**Supplied data**
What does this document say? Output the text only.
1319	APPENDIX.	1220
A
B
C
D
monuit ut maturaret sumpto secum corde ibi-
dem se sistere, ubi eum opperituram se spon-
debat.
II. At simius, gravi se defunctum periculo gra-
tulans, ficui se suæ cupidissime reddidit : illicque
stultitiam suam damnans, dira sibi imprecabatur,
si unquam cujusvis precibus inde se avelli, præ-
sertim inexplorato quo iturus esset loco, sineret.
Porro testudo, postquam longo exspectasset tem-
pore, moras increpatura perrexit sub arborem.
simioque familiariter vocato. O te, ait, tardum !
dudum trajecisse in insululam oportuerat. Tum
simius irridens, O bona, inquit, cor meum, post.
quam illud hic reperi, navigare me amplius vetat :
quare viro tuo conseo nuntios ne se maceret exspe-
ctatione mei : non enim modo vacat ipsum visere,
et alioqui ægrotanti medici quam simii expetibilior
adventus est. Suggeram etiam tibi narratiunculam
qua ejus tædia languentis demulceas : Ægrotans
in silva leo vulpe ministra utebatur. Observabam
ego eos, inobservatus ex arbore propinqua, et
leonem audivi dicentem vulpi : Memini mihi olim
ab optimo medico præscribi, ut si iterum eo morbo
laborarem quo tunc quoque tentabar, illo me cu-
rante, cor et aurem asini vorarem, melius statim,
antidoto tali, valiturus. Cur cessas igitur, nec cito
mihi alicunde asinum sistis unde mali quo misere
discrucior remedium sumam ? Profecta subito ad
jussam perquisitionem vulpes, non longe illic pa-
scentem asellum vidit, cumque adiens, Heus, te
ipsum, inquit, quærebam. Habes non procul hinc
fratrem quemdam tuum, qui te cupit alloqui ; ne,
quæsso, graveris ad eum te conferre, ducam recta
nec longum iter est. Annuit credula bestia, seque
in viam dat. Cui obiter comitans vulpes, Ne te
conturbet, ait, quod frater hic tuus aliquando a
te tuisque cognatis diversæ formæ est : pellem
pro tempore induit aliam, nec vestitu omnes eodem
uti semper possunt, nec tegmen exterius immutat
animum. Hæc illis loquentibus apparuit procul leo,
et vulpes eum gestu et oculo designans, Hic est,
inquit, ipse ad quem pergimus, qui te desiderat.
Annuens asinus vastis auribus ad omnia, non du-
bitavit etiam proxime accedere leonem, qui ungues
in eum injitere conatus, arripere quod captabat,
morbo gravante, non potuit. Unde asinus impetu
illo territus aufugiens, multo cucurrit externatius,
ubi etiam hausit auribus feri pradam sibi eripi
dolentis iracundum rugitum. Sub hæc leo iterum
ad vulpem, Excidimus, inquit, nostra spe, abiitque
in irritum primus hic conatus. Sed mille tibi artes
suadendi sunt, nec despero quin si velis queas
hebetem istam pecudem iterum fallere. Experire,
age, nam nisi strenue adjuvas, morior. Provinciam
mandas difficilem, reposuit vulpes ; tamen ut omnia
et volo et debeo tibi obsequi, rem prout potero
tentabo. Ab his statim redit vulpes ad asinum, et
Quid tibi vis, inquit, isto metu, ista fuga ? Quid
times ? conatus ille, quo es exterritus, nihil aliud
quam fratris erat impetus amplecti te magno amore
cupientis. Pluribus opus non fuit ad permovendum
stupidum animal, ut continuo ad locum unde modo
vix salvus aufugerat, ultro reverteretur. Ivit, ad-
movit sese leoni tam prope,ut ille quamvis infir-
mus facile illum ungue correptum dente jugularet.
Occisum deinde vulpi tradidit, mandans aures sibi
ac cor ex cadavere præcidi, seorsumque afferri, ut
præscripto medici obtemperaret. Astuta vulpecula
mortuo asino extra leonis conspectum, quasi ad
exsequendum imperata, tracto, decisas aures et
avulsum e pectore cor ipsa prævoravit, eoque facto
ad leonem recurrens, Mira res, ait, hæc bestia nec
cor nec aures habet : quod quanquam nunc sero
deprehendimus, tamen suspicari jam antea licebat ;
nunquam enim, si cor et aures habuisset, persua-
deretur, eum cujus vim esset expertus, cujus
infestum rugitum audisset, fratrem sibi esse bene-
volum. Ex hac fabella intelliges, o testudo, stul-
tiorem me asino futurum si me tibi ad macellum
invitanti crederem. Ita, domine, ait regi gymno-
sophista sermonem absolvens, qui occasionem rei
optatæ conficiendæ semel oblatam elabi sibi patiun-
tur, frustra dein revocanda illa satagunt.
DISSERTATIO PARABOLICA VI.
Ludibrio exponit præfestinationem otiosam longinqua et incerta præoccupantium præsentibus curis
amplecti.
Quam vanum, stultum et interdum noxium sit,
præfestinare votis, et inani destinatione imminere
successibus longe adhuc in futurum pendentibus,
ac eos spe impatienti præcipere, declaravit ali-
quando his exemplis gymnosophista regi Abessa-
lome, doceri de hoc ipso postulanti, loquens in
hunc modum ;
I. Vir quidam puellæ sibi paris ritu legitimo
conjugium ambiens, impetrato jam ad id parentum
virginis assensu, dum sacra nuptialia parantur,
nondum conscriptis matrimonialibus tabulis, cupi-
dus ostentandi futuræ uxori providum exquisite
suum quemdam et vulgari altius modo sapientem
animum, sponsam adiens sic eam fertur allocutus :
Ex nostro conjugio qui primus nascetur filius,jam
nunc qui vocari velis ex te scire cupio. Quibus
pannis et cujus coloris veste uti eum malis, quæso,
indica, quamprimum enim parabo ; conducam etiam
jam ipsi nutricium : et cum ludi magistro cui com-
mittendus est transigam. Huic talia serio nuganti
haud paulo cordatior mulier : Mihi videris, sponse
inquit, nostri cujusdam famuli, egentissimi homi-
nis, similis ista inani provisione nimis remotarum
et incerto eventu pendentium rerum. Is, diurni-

**Work to be completed**
Pick out the lines above that hold the string "statim" and show them.

**Reply to the exercise**
rante, cor et aurem asini vorarem, melius statim,
tentabo. Ab his statim redit vulpes ad asinum, et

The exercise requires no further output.